Data items
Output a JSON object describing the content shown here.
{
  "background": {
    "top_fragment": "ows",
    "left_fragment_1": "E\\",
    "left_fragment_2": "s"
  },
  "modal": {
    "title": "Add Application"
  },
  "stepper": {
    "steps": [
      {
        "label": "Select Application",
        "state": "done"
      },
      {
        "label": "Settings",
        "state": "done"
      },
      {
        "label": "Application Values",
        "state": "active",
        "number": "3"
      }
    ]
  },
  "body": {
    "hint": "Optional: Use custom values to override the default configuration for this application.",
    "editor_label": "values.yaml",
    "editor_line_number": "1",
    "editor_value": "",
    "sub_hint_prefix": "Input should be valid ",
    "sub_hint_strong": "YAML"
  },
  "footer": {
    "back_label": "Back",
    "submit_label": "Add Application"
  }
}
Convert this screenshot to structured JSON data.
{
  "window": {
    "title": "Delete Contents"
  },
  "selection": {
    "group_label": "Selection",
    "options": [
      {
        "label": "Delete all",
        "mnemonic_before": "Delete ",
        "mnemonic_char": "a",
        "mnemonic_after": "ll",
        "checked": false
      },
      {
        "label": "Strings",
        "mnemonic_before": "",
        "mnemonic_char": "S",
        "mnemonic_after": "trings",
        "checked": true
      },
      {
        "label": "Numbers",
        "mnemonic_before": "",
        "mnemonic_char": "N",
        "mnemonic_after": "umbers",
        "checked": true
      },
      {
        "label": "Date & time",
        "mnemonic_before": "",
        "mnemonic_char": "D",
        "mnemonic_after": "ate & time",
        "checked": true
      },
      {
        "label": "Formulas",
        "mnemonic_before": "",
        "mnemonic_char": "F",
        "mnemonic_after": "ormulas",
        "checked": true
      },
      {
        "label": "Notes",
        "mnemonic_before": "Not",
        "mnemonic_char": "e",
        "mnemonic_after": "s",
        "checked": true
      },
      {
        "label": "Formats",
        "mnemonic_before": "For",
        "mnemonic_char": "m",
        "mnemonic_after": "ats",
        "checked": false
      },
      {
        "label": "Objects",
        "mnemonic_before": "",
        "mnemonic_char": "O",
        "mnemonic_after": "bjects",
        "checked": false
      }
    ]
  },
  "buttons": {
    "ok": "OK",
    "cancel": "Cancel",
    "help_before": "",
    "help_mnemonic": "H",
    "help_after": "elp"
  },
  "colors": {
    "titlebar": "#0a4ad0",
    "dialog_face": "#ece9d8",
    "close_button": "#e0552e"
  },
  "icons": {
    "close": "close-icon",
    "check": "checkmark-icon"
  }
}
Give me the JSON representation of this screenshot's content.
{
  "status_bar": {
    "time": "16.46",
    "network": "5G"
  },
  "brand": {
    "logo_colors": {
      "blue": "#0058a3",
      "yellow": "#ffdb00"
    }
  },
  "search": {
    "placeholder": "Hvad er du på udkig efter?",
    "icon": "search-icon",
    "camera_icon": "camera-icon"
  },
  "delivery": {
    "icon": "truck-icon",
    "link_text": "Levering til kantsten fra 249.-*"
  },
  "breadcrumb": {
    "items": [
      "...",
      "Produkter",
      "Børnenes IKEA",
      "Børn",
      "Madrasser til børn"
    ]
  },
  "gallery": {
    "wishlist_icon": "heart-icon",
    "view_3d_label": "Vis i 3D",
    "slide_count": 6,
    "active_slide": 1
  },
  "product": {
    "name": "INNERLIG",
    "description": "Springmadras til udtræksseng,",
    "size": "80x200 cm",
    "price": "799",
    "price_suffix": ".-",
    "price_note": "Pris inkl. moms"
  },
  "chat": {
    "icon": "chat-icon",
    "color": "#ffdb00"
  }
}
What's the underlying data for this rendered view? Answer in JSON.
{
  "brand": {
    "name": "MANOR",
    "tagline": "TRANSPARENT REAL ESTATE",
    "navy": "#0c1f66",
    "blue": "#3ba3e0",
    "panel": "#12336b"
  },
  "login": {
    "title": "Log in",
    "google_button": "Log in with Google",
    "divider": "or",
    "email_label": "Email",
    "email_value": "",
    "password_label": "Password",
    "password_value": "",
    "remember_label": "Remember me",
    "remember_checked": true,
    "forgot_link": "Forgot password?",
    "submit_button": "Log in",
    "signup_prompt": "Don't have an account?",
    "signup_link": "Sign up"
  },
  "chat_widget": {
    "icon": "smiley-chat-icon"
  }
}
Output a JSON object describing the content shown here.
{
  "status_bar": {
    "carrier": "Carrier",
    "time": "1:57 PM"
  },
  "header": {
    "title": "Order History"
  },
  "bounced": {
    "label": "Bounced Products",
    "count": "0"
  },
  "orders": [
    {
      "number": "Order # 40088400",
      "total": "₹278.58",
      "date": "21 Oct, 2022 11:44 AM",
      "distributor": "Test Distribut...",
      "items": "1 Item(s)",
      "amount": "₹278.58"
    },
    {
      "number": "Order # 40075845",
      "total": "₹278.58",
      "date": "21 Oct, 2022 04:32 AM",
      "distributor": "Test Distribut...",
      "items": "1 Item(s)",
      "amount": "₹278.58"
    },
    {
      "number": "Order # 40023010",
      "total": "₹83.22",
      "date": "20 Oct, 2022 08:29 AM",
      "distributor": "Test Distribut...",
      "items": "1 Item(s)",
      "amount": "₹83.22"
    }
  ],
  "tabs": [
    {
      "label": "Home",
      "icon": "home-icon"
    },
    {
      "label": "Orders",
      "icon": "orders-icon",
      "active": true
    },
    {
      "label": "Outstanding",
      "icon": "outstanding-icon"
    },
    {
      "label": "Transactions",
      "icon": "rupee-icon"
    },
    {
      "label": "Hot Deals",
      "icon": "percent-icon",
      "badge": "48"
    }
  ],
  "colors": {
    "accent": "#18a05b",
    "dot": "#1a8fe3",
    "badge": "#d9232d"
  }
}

◆ **Brief**
Please set down each line of the records exactly as given.

◆ **Complete output**
Output a JSON object describing the content shown here.
{
  "background": {
    "top_fragment": "ows",
    "left_fragment_1": "E\\",
    "left_fragment_2": "s"
  },
  "modal": {
    "title": "Add Application"
  },
  "stepper": {
    "steps": [
      {
        "label": "Select Application",
        "state": "done"
      },
      {
        "label": "Settings",
        "state": "done"
      },
      {
        "label": "Application Values",
        "state": "active",
        "number": "3"
      }
    ]
  },
  "body": {
    "hint": "Optional: Use custom values to override the default configuration for this application.",
    "editor_label": "values.yaml",
    "editor_line_number": "1",
    "editor_value": "",
    "sub_hint_prefix": "Input should be valid ",
    "sub_hint_strong": "YAML"
  },
  "footer": {
    "back_label": "Back",
    "submit_label": "Add Application"
  }
}
Convert this screenshot to structured JSON data.
{
  "window": {
    "title": "Delete Contents"
  },
  "selection": {
    "group_label": "Selection",
    "options": [
      {
        "label": "Delete all",
        "mnemonic_before": "Delete ",
        "mnemonic_char": "a",
        "mnemonic_after": "ll",
        "checked": false
      },
      {
        "label": "Strings",
        "mnemonic_before": "",
        "mnemonic_char": "S",
        "mnemonic_after": "trings",
        "checked": true
      },
      {
        "label": "Numbers",
        "mnemonic_before": "",
        "mnemonic_char": "N",
        "mnemonic_after": "umbers",
        "checked": true
      },
      {
        "label": "Date & time",
        "mnemonic_before": "",
        "mnemonic_char": "D",
        "mnemonic_after": "ate & time",
        "checked": true
      },
      {
        "label": "Formulas",
        "mnemonic_before": "",
        "mnemonic_char": "F",
        "mnemonic_after": "ormulas",
        "checked": true
      },
      {
        "label": "Notes",
        "mnemonic_before": "Not",
        "mnemonic_char": "e",
        "mnemonic_after": "s",
        "checked": true
      },
      {
        "label": "Formats",
        "mnemonic_before": "For",
        "mnemonic_char": "m",
        "mnemonic_after": "ats",
        "checked": false
      },
      {
        "label": "Objects",
        "mnemonic_before": "",
        "mnemonic_char": "O",
        "mnemonic_after": "bjects",
        "checked": false
      }
    ]
  },
  "buttons": {
    "ok": "OK",
    "cancel": "Cancel",
    "help_before": "",
    "help_mnemonic": "H",
    "help_after": "elp"
  },
  "colors": {
    "titlebar": "#0a4ad0",
    "dialog_face": "#ece9d8",
    "close_button": "#e0552e"
  },
  "icons": {
    "close": "close-icon",
    "check": "checkmark-icon"
  }
}
Give me the JSON representation of this screenshot's content.
{
  "status_bar": {
    "time": "16.46",
    "network": "5G"
  },
  "brand": {
    "logo_colors": {
      "blue": "#0058a3",
      "yellow": "#ffdb00"
    }
  },
  "search": {
    "placeholder": "Hvad er du på udkig efter?",
    "icon": "search-icon",
    "camera_icon": "camera-icon"
  },
  "delivery": {
    "icon": "truck-icon",
    "link_text": "Levering til kantsten fra 249.-*"
  },
  "breadcrumb": {
    "items": [
      "...",
      "Produkter",
      "Børnenes IKEA",
      "Børn",
      "Madrasser til børn"
    ]
  },
  "gallery": {
    "wishlist_icon": "heart-icon",
    "view_3d_label": "Vis i 3D",
    "slide_count": 6,
    "active_slide": 1
  },
  "product": {
    "name": "INNERLIG",
    "description": "Springmadras til udtræksseng,",
    "size": "80x200 cm",
    "price": "799",
    "price_suffix": ".-",
    "price_note": "Pris inkl. moms"
  },
  "chat": {
    "icon": "chat-icon",
    "color": "#ffdb00"
  }
}
What's the underlying data for this rendered view? Answer in JSON.
{
  "brand": {
    "name": "MANOR",
    "tagline": "TRANSPARENT REAL ESTATE",
    "navy": "#0c1f66",
    "blue": "#3ba3e0",
    "panel": "#12336b"
  },
  "login": {
    "title": "Log in",
    "google_button": "Log in with Google",
    "divider": "or",
    "email_label": "Email",
    "email_value": "",
    "password_label": "Password",
    "password_value": "",
    "remember_label": "Remember me",
    "remember_checked": true,
    "forgot_link": "Forgot password?",
    "submit_button": "Log in",
    "signup_prompt": "Don't have an account?",
    "signup_link": "Sign up"
  },
  "chat_widget": {
    "icon": "smiley-chat-icon"
  }
}
Output a JSON object describing the content shown here.
{
  "status_bar": {
    "carrier": "Carrier",
    "time": "1:57 PM"
  },
  "header": {
    "title": "Order History"
  },
  "bounced": {
    "label": "Bounced Products",
    "count": "0"
  },
  "orders": [
    {
      "number": "Order # 40088400",
      "total": "₹278.58",
      "date": "21 Oct, 2022 11:44 AM",
      "distributor": "Test Distribut...",
      "items": "1 Item(s)",
      "amount": "₹278.58"
    },
    {
      "number": "Order # 40075845",
      "total": "₹278.58",
      "date": "21 Oct, 2022 04:32 AM",
      "distributor": "Test Distribut...",
      "items": "1 Item(s)",
      "amount": "₹278.58"
    },
    {
      "number": "Order # 40023010",
      "total": "₹83.22",
      "date": "20 Oct, 2022 08:29 AM",
      "distributor": "Test Distribut...",
      "items": "1 Item(s)",
      "amount": "₹83.22"
    }
  ],
  "tabs": [
    {
      "label": "Home",
      "icon": "home-icon"
    },
    {
      "label": "Orders",
      "icon": "orders-icon",
      "active": true
    },
    {
      "label": "Outstanding",
      "icon": "outstanding-icon"
    },
    {
      "label": "Transactions",
      "icon": "rupee-icon"
    },
    {
      "label": "Hot Deals",
      "icon": "percent-icon",
      "badge": "48"
    }
  ],
  "colors": {
    "accent": "#18a05b",
    "dot": "#1a8fe3",
    "badge": "#d9232d"
  }
}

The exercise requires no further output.